— PROBLEM REQUIREMENTS —
Narrow the data below down to the lines containing "ylabel".

## BEGIN EXERCISE INPUT

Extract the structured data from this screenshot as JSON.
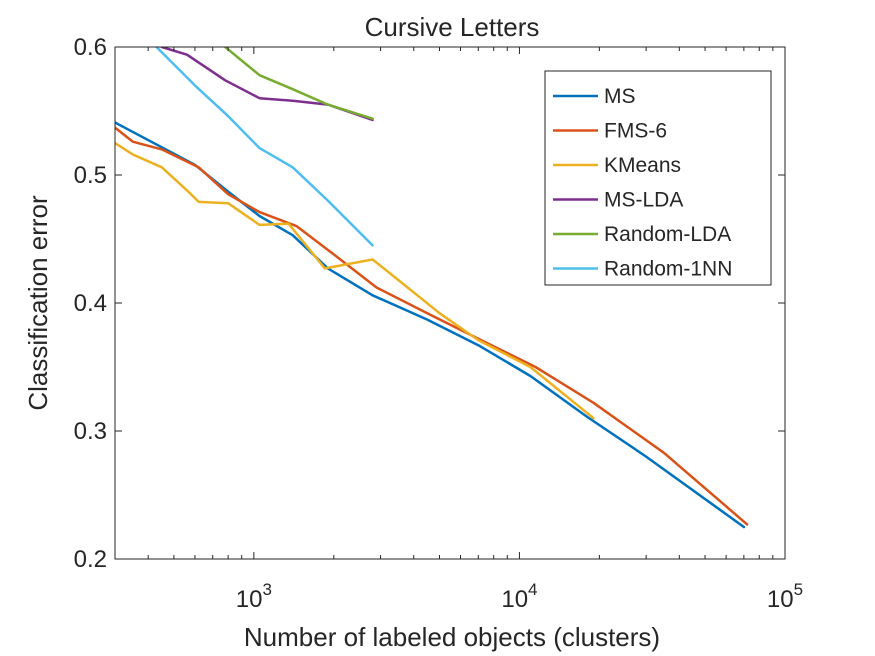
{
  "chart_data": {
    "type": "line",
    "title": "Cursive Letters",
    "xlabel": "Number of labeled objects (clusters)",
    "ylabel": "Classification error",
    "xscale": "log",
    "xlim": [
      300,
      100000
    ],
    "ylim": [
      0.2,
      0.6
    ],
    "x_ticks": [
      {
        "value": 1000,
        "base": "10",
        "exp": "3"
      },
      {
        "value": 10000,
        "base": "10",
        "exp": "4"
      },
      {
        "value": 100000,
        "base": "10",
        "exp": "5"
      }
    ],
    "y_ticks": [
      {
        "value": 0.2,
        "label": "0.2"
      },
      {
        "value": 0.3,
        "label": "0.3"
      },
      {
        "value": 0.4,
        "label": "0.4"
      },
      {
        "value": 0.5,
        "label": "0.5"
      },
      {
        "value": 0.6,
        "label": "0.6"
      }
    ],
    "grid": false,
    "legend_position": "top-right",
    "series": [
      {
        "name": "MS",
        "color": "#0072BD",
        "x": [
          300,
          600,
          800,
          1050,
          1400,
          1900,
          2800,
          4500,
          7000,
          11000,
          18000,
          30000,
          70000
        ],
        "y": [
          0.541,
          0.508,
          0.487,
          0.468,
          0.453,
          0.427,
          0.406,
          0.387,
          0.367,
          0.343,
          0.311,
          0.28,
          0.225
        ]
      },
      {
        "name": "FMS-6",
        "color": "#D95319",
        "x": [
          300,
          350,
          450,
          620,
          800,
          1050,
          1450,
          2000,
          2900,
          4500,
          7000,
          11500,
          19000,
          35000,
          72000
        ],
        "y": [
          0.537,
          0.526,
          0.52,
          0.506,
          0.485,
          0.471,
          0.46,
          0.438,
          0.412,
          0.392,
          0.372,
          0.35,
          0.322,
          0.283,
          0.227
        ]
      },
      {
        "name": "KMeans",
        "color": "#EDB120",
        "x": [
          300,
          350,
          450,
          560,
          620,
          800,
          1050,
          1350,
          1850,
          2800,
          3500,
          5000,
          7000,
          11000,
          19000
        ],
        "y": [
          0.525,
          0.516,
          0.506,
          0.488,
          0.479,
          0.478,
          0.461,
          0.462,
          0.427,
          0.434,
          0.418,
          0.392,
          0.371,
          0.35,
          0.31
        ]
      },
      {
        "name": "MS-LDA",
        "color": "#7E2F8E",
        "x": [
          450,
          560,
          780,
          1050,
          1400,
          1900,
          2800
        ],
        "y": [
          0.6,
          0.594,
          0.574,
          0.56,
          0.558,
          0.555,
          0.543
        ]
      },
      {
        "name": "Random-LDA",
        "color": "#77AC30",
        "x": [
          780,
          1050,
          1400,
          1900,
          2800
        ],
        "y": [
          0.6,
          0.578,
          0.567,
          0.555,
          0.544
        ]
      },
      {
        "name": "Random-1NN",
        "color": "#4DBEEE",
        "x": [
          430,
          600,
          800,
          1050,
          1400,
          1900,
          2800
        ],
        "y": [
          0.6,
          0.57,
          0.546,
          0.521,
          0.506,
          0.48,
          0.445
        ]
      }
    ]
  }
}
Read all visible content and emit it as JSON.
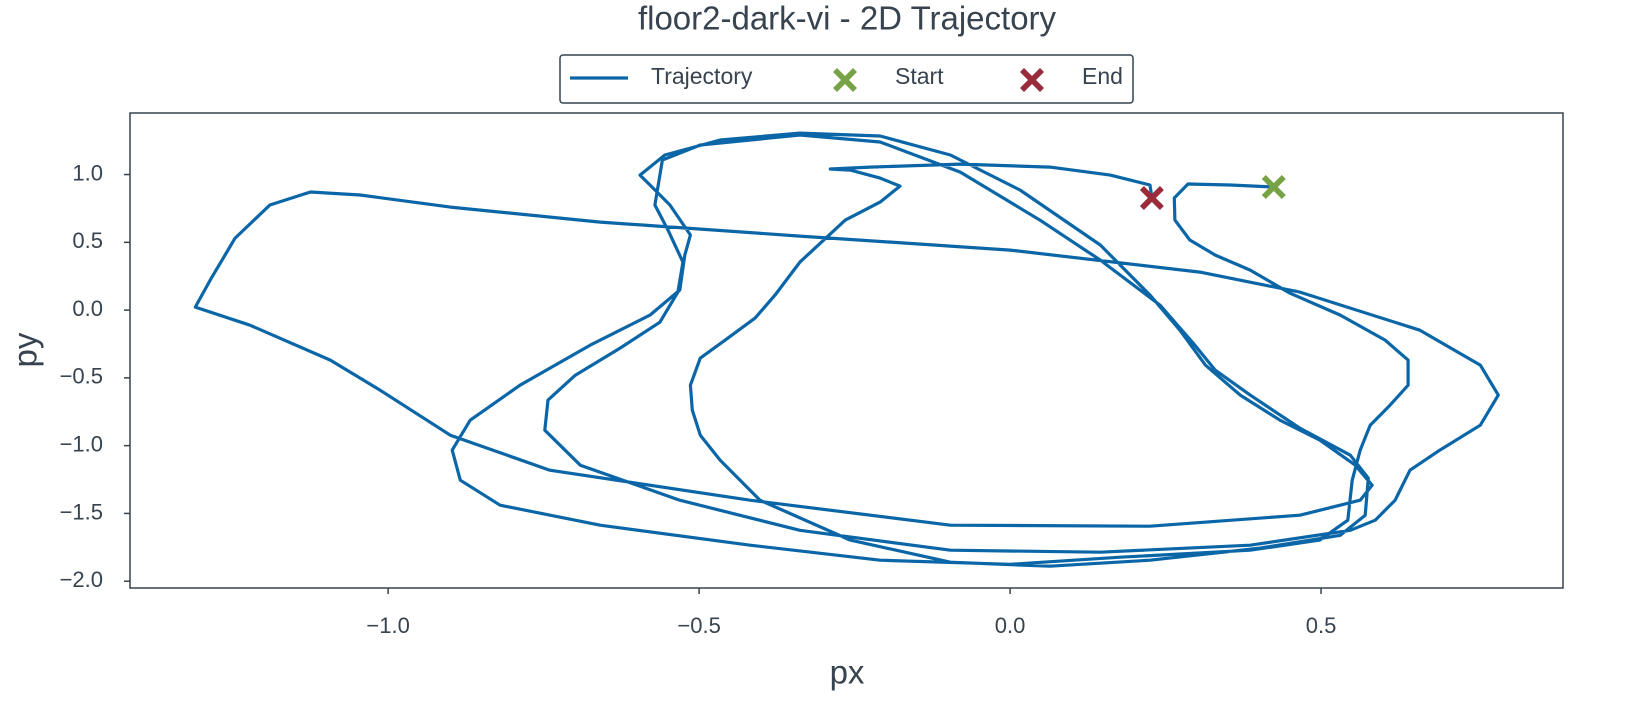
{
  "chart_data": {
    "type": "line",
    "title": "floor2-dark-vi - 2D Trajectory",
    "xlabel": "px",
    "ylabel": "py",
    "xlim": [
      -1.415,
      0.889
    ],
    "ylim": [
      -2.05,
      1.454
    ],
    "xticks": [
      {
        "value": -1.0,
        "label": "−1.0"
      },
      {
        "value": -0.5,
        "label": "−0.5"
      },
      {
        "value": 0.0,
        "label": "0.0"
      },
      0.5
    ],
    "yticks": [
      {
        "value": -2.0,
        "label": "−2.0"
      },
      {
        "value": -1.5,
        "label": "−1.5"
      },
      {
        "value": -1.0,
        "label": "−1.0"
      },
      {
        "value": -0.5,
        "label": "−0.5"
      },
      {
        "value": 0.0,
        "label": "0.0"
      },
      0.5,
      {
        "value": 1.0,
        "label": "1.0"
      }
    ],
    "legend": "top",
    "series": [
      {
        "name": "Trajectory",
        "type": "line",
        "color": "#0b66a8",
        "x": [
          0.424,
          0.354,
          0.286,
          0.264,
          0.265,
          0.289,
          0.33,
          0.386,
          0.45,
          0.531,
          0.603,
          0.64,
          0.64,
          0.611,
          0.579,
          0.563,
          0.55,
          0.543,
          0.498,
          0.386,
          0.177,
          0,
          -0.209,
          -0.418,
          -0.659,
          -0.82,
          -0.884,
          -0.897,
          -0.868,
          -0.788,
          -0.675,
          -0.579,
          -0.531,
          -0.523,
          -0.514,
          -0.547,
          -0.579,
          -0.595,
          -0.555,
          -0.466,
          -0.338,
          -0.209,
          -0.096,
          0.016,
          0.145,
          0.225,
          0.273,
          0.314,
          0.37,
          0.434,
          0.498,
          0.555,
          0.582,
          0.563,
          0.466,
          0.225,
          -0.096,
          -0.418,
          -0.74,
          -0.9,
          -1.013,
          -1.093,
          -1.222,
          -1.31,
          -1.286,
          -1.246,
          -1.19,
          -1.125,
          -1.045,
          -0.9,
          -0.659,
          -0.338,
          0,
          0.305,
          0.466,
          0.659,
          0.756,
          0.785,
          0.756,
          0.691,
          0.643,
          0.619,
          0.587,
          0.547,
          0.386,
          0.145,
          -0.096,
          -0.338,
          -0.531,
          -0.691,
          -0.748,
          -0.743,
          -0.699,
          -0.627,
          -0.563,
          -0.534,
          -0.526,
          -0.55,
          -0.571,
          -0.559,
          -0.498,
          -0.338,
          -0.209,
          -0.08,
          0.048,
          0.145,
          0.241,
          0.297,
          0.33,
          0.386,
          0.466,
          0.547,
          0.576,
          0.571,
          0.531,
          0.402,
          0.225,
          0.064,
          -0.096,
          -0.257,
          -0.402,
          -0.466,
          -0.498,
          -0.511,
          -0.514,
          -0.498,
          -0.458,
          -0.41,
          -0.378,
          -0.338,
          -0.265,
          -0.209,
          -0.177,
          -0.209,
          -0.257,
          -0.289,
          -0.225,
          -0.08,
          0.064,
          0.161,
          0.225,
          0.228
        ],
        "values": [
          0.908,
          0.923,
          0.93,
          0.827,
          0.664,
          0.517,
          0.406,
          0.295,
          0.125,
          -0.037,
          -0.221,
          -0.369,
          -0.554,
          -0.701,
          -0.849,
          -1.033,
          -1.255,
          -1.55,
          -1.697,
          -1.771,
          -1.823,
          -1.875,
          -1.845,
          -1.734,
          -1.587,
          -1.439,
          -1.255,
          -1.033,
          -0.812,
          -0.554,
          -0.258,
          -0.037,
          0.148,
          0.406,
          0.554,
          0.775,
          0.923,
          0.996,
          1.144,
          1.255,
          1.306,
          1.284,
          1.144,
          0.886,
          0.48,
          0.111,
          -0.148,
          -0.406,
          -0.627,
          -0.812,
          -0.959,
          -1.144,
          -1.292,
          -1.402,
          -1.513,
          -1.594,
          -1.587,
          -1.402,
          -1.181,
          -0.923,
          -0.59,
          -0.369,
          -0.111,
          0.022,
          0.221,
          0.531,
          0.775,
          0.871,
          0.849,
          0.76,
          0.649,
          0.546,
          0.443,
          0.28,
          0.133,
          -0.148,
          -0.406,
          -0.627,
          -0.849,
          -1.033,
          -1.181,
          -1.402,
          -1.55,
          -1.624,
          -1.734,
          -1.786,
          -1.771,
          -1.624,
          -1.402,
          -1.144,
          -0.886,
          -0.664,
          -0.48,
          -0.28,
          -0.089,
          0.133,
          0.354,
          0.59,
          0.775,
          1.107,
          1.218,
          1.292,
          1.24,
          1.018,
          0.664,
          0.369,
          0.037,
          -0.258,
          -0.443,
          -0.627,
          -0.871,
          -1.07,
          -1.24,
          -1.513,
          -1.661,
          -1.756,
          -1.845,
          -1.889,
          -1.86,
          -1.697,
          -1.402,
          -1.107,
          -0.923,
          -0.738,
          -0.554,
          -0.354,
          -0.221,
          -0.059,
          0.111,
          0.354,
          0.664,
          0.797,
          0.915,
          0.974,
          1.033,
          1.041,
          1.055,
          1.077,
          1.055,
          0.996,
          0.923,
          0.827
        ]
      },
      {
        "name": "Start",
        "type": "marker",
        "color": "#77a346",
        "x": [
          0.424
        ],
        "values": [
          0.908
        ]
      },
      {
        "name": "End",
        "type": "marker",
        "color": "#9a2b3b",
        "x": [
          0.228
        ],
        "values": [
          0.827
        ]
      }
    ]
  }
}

## END EXERCISE INPUT
## BEGIN EXERCISE INPUT

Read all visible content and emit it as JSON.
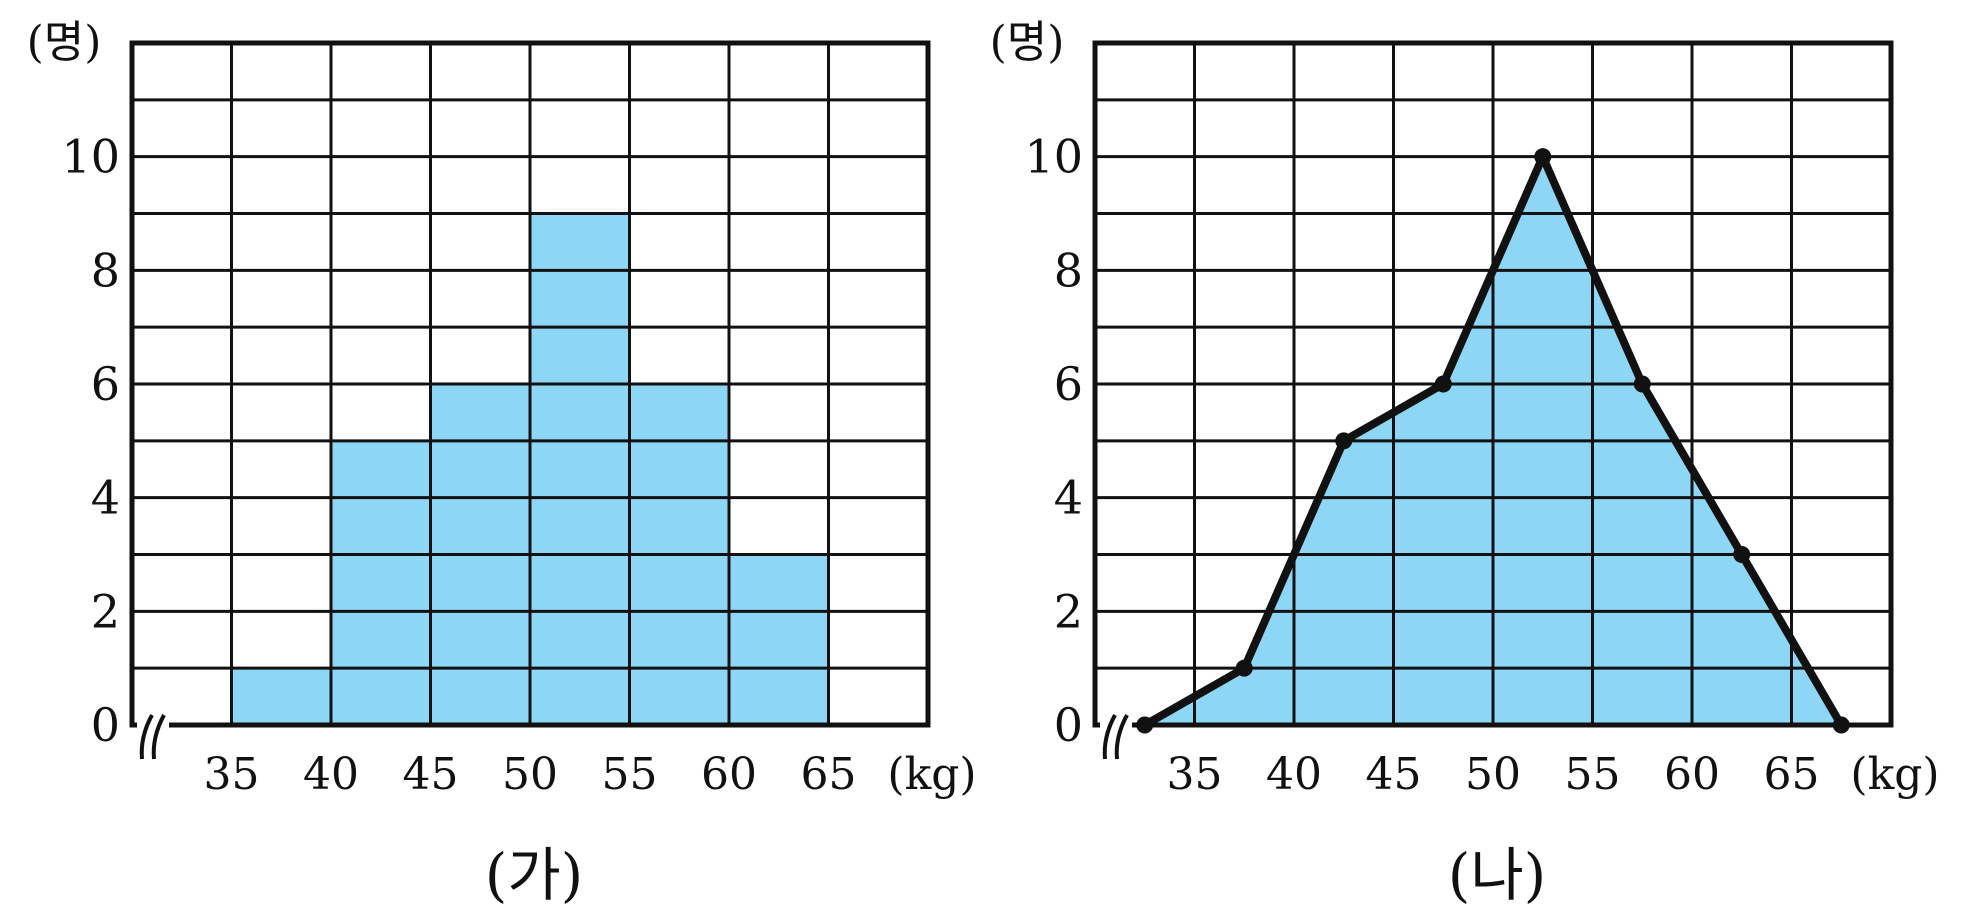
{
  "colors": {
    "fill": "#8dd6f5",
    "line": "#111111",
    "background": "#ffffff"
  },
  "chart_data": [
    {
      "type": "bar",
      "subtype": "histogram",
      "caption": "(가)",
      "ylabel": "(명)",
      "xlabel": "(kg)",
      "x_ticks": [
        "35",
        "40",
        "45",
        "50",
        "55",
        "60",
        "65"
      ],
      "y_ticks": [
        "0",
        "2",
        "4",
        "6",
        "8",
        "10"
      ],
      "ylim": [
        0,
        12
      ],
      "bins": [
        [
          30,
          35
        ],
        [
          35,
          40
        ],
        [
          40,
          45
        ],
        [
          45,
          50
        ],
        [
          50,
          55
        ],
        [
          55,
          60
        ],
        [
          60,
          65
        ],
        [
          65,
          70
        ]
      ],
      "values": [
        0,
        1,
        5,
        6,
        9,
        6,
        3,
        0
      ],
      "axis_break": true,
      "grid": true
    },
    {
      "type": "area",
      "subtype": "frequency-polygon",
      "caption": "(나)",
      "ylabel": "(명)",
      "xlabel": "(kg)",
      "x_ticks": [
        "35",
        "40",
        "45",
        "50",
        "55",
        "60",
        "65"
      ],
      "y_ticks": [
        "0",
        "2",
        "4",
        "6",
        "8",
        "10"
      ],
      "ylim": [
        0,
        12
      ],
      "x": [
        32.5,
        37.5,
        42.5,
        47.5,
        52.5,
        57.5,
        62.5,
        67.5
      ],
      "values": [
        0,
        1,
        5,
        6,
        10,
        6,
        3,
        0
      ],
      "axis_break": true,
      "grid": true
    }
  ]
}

## END EXERCISE INPUT

— TASK RESULT —
    "ylabel": "Classification error",
    "ylabel": "py",
      "ylabel": "(명)",
      "ylabel": "(명)",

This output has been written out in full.